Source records
----------

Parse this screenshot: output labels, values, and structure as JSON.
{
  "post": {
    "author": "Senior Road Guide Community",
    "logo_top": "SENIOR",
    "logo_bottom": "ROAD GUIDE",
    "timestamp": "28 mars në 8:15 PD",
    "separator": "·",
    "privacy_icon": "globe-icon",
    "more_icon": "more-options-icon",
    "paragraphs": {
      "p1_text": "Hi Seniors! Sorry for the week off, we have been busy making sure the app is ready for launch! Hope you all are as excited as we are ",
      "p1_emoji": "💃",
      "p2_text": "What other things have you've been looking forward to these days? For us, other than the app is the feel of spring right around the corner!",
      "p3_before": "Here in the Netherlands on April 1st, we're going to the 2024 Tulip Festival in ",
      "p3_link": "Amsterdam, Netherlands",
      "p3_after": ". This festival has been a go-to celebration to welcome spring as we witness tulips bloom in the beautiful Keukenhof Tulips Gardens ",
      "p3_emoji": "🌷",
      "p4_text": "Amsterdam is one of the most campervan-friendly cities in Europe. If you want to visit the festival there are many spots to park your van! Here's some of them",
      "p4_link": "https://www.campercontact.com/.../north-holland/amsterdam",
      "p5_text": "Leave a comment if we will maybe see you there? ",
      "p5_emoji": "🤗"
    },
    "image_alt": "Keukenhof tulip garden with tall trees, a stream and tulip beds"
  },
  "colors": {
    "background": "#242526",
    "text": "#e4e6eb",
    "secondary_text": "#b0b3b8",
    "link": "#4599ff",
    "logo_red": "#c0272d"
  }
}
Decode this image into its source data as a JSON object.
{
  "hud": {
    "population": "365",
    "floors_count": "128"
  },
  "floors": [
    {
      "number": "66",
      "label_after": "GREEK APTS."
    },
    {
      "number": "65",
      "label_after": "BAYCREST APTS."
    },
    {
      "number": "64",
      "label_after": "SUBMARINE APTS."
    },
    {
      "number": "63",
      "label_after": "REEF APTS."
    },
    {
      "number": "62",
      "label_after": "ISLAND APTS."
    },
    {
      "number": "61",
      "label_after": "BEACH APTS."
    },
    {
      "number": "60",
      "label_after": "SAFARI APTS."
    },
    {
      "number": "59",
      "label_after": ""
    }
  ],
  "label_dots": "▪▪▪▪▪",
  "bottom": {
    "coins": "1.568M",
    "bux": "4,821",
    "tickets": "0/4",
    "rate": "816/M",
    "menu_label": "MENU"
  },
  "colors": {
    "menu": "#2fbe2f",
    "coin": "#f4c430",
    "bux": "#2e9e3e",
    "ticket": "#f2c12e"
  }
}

----------

Every entry above needs to be quoted exactly.

Parse this screenshot: output labels, values, and structure as JSON.
{
  "post": {
    "author": "Senior Road Guide Community",
    "logo_top": "SENIOR",
    "logo_bottom": "ROAD GUIDE",
    "timestamp": "28 mars në 8:15 PD",
    "separator": "·",
    "privacy_icon": "globe-icon",
    "more_icon": "more-options-icon",
    "paragraphs": {
      "p1_text": "Hi Seniors! Sorry for the week off, we have been busy making sure the app is ready for launch! Hope you all are as excited as we are ",
      "p1_emoji": "💃",
      "p2_text": "What other things have you've been looking forward to these days? For us, other than the app is the feel of spring right around the corner!",
      "p3_before": "Here in the Netherlands on April 1st, we're going to the 2024 Tulip Festival in ",
      "p3_link": "Amsterdam, Netherlands",
      "p3_after": ". This festival has been a go-to celebration to welcome spring as we witness tulips bloom in the beautiful Keukenhof Tulips Gardens ",
      "p3_emoji": "🌷",
      "p4_text": "Amsterdam is one of the most campervan-friendly cities in Europe. If you want to visit the festival there are many spots to park your van! Here's some of them",
      "p4_link": "https://www.campercontact.com/.../north-holland/amsterdam",
      "p5_text": "Leave a comment if we will maybe see you there? ",
      "p5_emoji": "🤗"
    },
    "image_alt": "Keukenhof tulip garden with tall trees, a stream and tulip beds"
  },
  "colors": {
    "background": "#242526",
    "text": "#e4e6eb",
    "secondary_text": "#b0b3b8",
    "link": "#4599ff",
    "logo_red": "#c0272d"
  }
}
Decode this image into its source data as a JSON object.
{
  "hud": {
    "population": "365",
    "floors_count": "128"
  },
  "floors": [
    {
      "number": "66",
      "label_after": "GREEK APTS."
    },
    {
      "number": "65",
      "label_after": "BAYCREST APTS."
    },
    {
      "number": "64",
      "label_after": "SUBMARINE APTS."
    },
    {
      "number": "63",
      "label_after": "REEF APTS."
    },
    {
      "number": "62",
      "label_after": "ISLAND APTS."
    },
    {
      "number": "61",
      "label_after": "BEACH APTS."
    },
    {
      "number": "60",
      "label_after": "SAFARI APTS."
    },
    {
      "number": "59",
      "label_after": ""
    }
  ],
  "label_dots": "▪▪▪▪▪",
  "bottom": {
    "coins": "1.568M",
    "bux": "4,821",
    "tickets": "0/4",
    "rate": "816/M",
    "menu_label": "MENU"
  },
  "colors": {
    "menu": "#2fbe2f",
    "coin": "#f4c430",
    "bux": "#2e9e3e",
    "ticket": "#f2c12e"
  }
}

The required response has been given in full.